— WHAT IS BEING ASKED —
Set all the material down again unchanged, without the pictures.

— EXERCISE INPUT —
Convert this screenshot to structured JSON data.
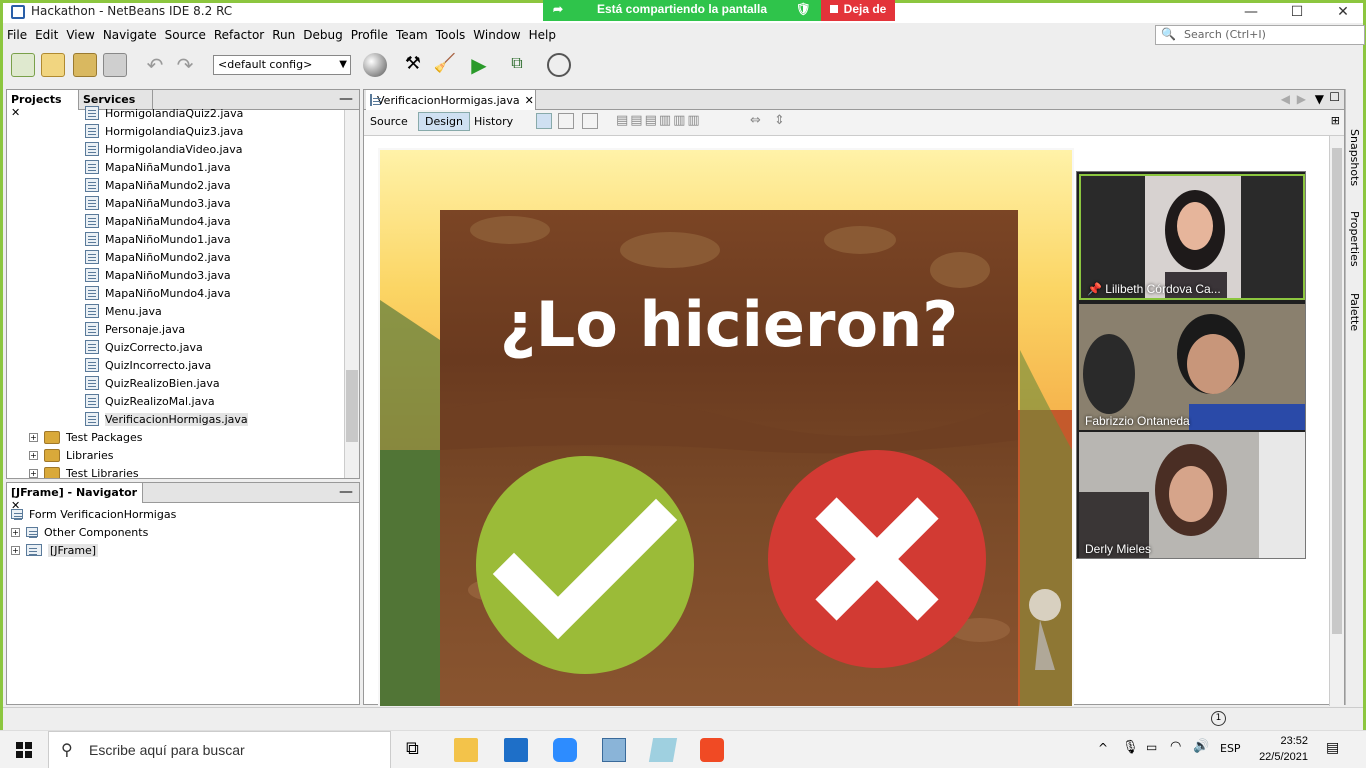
{
  "window": {
    "title": "Hackathon - NetBeans IDE 8.2 RC",
    "minimize": "—",
    "maximize": "☐",
    "close": "✕"
  },
  "share_banner": {
    "text": "Está compartiendo la pantalla",
    "stop_label": "Deja de"
  },
  "menubar": {
    "items": [
      "File",
      "Edit",
      "View",
      "Navigate",
      "Source",
      "Refactor",
      "Run",
      "Debug",
      "Profile",
      "Team",
      "Tools",
      "Window",
      "Help"
    ]
  },
  "search": {
    "placeholder": "Search (Ctrl+I)"
  },
  "toolbar": {
    "config": "<default config>"
  },
  "projects_panel": {
    "tab_projects": "Projects",
    "tab_services": "Services",
    "files": [
      "HormigolandiaQuiz2.java",
      "HormigolandiaQuiz3.java",
      "HormigolandiaVideo.java",
      "MapaNiñaMundo1.java",
      "MapaNiñaMundo2.java",
      "MapaNiñaMundo3.java",
      "MapaNiñaMundo4.java",
      "MapaNiñoMundo1.java",
      "MapaNiñoMundo2.java",
      "MapaNiñoMundo3.java",
      "MapaNiñoMundo4.java",
      "Menu.java",
      "Personaje.java",
      "QuizCorrecto.java",
      "QuizIncorrecto.java",
      "QuizRealizoBien.java",
      "QuizRealizoMal.java",
      "VerificacionHormigas.java"
    ],
    "folders": [
      "Test Packages",
      "Libraries",
      "Test Libraries"
    ]
  },
  "navigator": {
    "title": "[JFrame] - Navigator",
    "items": [
      "Form VerificacionHormigas",
      "Other Components",
      "[JFrame]"
    ]
  },
  "editor": {
    "tab": "VerificacionHormigas.java",
    "modes": [
      "Source",
      "Design",
      "History"
    ]
  },
  "game": {
    "question": "¿Lo hicieron?"
  },
  "zoom": {
    "participants": [
      "Lilibeth Córdova Ca...",
      "Fabrizzio Ontaneda",
      "Derly Mieles"
    ]
  },
  "side_tabs": [
    "Snapshots",
    "Properties",
    "Palette"
  ],
  "status": {
    "notifications": "1"
  },
  "taskbar": {
    "search_placeholder": "Escribe aquí para buscar",
    "lang": "ESP",
    "time": "23:52",
    "date": "22/5/2021"
  },
  "colors": {
    "share_green": "#2fc44b",
    "share_red": "#e3343a",
    "yes": "#9bbb38",
    "no": "#d23a33"
  }
}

— WRITTEN REPLY —
Convert this screenshot to structured JSON data.
{
  "window": {
    "title": "Hackathon - NetBeans IDE 8.2 RC",
    "minimize": "—",
    "maximize": "☐",
    "close": "✕"
  },
  "share_banner": {
    "text": "Está compartiendo la pantalla",
    "stop_label": "Deja de"
  },
  "menubar": {
    "items": [
      "File",
      "Edit",
      "View",
      "Navigate",
      "Source",
      "Refactor",
      "Run",
      "Debug",
      "Profile",
      "Team",
      "Tools",
      "Window",
      "Help"
    ]
  },
  "search": {
    "placeholder": "Search (Ctrl+I)"
  },
  "toolbar": {
    "config": "<default config>"
  },
  "projects_panel": {
    "tab_projects": "Projects",
    "tab_services": "Services",
    "files": [
      "HormigolandiaQuiz2.java",
      "HormigolandiaQuiz3.java",
      "HormigolandiaVideo.java",
      "MapaNiñaMundo1.java",
      "MapaNiñaMundo2.java",
      "MapaNiñaMundo3.java",
      "MapaNiñaMundo4.java",
      "MapaNiñoMundo1.java",
      "MapaNiñoMundo2.java",
      "MapaNiñoMundo3.java",
      "MapaNiñoMundo4.java",
      "Menu.java",
      "Personaje.java",
      "QuizCorrecto.java",
      "QuizIncorrecto.java",
      "QuizRealizoBien.java",
      "QuizRealizoMal.java",
      "VerificacionHormigas.java"
    ],
    "folders": [
      "Test Packages",
      "Libraries",
      "Test Libraries"
    ]
  },
  "navigator": {
    "title": "[JFrame] - Navigator",
    "items": [
      "Form VerificacionHormigas",
      "Other Components",
      "[JFrame]"
    ]
  },
  "editor": {
    "tab": "VerificacionHormigas.java",
    "modes": [
      "Source",
      "Design",
      "History"
    ]
  },
  "game": {
    "question": "¿Lo hicieron?"
  },
  "zoom": {
    "participants": [
      "Lilibeth Córdova Ca...",
      "Fabrizzio Ontaneda",
      "Derly Mieles"
    ]
  },
  "side_tabs": [
    "Snapshots",
    "Properties",
    "Palette"
  ],
  "status": {
    "notifications": "1"
  },
  "taskbar": {
    "search_placeholder": "Escribe aquí para buscar",
    "lang": "ESP",
    "time": "23:52",
    "date": "22/5/2021"
  },
  "colors": {
    "share_green": "#2fc44b",
    "share_red": "#e3343a",
    "yes": "#9bbb38",
    "no": "#d23a33"
  }
}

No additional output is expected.